● **Task to complete**
Nothing should be left out: output all of the entries exactly.

● **Items**
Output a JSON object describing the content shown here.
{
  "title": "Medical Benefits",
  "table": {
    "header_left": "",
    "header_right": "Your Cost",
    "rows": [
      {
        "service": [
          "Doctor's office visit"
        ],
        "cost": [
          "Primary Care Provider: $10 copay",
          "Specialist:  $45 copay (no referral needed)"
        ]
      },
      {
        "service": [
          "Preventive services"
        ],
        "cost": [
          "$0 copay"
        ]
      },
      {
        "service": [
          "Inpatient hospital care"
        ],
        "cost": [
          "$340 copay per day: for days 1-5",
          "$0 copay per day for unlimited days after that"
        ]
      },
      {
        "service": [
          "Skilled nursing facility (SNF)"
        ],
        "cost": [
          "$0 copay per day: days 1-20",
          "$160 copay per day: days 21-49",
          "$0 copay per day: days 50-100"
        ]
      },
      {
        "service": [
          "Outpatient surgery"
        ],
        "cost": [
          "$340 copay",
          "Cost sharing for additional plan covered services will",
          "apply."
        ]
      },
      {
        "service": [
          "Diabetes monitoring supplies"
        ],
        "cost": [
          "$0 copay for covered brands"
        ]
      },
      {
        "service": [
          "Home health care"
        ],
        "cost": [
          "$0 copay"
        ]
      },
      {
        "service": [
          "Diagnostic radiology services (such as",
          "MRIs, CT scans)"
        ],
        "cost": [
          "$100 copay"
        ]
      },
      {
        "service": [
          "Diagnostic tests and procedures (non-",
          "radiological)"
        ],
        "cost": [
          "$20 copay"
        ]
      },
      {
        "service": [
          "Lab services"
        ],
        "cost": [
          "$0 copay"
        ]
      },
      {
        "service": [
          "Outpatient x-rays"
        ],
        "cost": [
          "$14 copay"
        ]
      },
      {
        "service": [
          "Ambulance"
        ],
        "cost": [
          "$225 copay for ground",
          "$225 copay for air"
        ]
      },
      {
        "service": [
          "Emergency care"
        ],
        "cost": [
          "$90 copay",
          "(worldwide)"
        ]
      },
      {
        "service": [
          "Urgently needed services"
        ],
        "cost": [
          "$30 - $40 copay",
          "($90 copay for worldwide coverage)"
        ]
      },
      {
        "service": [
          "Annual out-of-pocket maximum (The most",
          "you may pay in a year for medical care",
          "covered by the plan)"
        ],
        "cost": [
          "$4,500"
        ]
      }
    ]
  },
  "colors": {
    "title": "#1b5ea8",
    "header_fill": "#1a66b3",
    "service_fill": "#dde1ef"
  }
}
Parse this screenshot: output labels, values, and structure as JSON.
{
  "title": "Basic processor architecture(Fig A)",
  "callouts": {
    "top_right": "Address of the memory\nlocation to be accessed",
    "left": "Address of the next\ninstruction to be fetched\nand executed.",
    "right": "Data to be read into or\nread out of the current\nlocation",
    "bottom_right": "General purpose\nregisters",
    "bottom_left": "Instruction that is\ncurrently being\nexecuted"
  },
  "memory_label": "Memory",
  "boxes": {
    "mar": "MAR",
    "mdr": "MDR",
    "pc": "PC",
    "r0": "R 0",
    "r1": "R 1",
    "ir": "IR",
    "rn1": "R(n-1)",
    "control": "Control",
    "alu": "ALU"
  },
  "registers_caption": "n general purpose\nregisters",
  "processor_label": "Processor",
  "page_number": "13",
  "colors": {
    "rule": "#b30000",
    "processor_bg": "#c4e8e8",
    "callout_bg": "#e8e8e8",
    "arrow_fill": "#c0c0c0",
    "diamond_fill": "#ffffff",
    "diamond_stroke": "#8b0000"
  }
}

● **Finished exercise**
Output a JSON object describing the content shown here.
{
  "title": "Medical Benefits",
  "table": {
    "header_left": "",
    "header_right": "Your Cost",
    "rows": [
      {
        "service": [
          "Doctor's office visit"
        ],
        "cost": [
          "Primary Care Provider: $10 copay",
          "Specialist:  $45 copay (no referral needed)"
        ]
      },
      {
        "service": [
          "Preventive services"
        ],
        "cost": [
          "$0 copay"
        ]
      },
      {
        "service": [
          "Inpatient hospital care"
        ],
        "cost": [
          "$340 copay per day: for days 1-5",
          "$0 copay per day for unlimited days after that"
        ]
      },
      {
        "service": [
          "Skilled nursing facility (SNF)"
        ],
        "cost": [
          "$0 copay per day: days 1-20",
          "$160 copay per day: days 21-49",
          "$0 copay per day: days 50-100"
        ]
      },
      {
        "service": [
          "Outpatient surgery"
        ],
        "cost": [
          "$340 copay",
          "Cost sharing for additional plan covered services will",
          "apply."
        ]
      },
      {
        "service": [
          "Diabetes monitoring supplies"
        ],
        "cost": [
          "$0 copay for covered brands"
        ]
      },
      {
        "service": [
          "Home health care"
        ],
        "cost": [
          "$0 copay"
        ]
      },
      {
        "service": [
          "Diagnostic radiology services (such as",
          "MRIs, CT scans)"
        ],
        "cost": [
          "$100 copay"
        ]
      },
      {
        "service": [
          "Diagnostic tests and procedures (non-",
          "radiological)"
        ],
        "cost": [
          "$20 copay"
        ]
      },
      {
        "service": [
          "Lab services"
        ],
        "cost": [
          "$0 copay"
        ]
      },
      {
        "service": [
          "Outpatient x-rays"
        ],
        "cost": [
          "$14 copay"
        ]
      },
      {
        "service": [
          "Ambulance"
        ],
        "cost": [
          "$225 copay for ground",
          "$225 copay for air"
        ]
      },
      {
        "service": [
          "Emergency care"
        ],
        "cost": [
          "$90 copay",
          "(worldwide)"
        ]
      },
      {
        "service": [
          "Urgently needed services"
        ],
        "cost": [
          "$30 - $40 copay",
          "($90 copay for worldwide coverage)"
        ]
      },
      {
        "service": [
          "Annual out-of-pocket maximum (The most",
          "you may pay in a year for medical care",
          "covered by the plan)"
        ],
        "cost": [
          "$4,500"
        ]
      }
    ]
  },
  "colors": {
    "title": "#1b5ea8",
    "header_fill": "#1a66b3",
    "service_fill": "#dde1ef"
  }
}
Parse this screenshot: output labels, values, and structure as JSON.
{
  "title": "Basic processor architecture(Fig A)",
  "callouts": {
    "top_right": "Address of the memory\nlocation to be accessed",
    "left": "Address of the next\ninstruction to be fetched\nand executed.",
    "right": "Data to be read into or\nread out of the current\nlocation",
    "bottom_right": "General purpose\nregisters",
    "bottom_left": "Instruction that is\ncurrently being\nexecuted"
  },
  "memory_label": "Memory",
  "boxes": {
    "mar": "MAR",
    "mdr": "MDR",
    "pc": "PC",
    "r0": "R 0",
    "r1": "R 1",
    "ir": "IR",
    "rn1": "R(n-1)",
    "control": "Control",
    "alu": "ALU"
  },
  "registers_caption": "n general purpose\nregisters",
  "processor_label": "Processor",
  "page_number": "13",
  "colors": {
    "rule": "#b30000",
    "processor_bg": "#c4e8e8",
    "callout_bg": "#e8e8e8",
    "arrow_fill": "#c0c0c0",
    "diamond_fill": "#ffffff",
    "diamond_stroke": "#8b0000"
  }
}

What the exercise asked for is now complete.